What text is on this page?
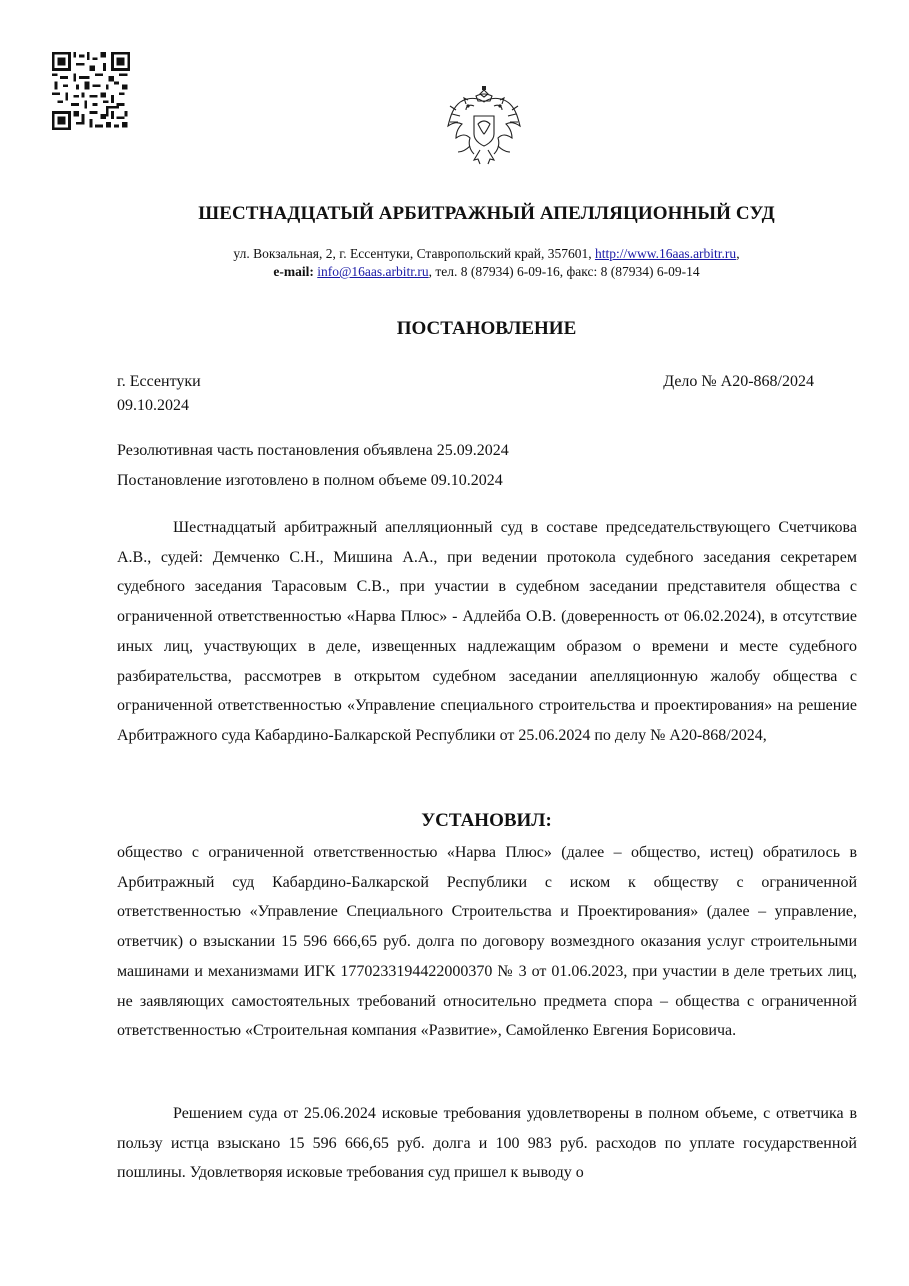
ШЕСТНАДЦАТЫЙ АРБИТРАЖНЫЙ АПЕЛЛЯЦИОННЫЙ СУД
ул. Вокзальная, 2, г. Ессентуки, Ставропольский край, 357601, http://www.16aas.arbitr.ru,
e-mail: info@16aas.arbitr.ru, тел. 8 (87934) 6-09-16, факс: 8 (87934) 6-09-14
ПОСТАНОВЛЕНИЕ
г. Ессентуки
09.10.2024
Дело № А20-868/2024
Резолютивная часть постановления объявлена 25.09.2024
Постановление изготовлено в полном объеме 09.10.2024
Шестнадцатый арбитражный апелляционный суд в составе председательствующего Счетчикова А.В., судей: Демченко С.Н., Мишина А.А., при ведении протокола судебного заседания секретарем судебного заседания Тарасовым С.В., при участии в судебном заседании представителя общества с ограниченной ответственностью «Нарва Плюс» - Адлейба О.В. (доверенность от 06.02.2024), в отсутствие иных лиц, участвующих в деле, извещенных надлежащим образом о времени и месте судебного разбирательства, рассмотрев в открытом судебном заседании апелляционную жалобу общества с ограниченной ответственностью «Управление специального строительства и проектирования» на решение Арбитражного суда Кабардино-Балкарской Республики от 25.06.2024 по делу № А20-868/2024,
УСТАНОВИЛ:
общество с ограниченной ответственностью «Нарва Плюс» (далее – общество, истец) обратилось в Арбитражный суд Кабардино-Балкарской Республики с иском к обществу с ограниченной ответственностью «Управление Специального Строительства и Проектирования» (далее – управление, ответчик) о взыскании 15 596 666,65 руб. долга по договору возмездного оказания услуг строительными машинами и механизмами ИГК 1770233194422000370 № 3 от 01.06.2023, при участии в деле третьих лиц, не заявляющих самостоятельных требований относительно предмета спора – общества с ограниченной ответственностью «Строительная компания «Развитие», Самойленко Евгения Борисовича.
Решением суда от 25.06.2024 исковые требования удовлетворены в полном объеме, с ответчика в пользу истца взыскано 15 596 666,65 руб. долга и 100 983 руб. расходов по уплате государственной пошлины. Удовлетворяя исковые требования суд пришел к выводу о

________

**WHAT NEEDS TO BE DONE:** Return all lines with the word "объеме" in them.

**ANSWER TO THE PROBLEM:**
Постановление изготовлено в полном объеме 09.10.2024
Решением суда от 25.06.2024 исковые требования удовлетворены в полном объеме, с ответчика в пользу истца взыскано 15 596 666,65 руб. долга и 100 983 руб. расходов по уплате государственной пошлины. Удовлетворяя исковые требования суд пришел к выводу о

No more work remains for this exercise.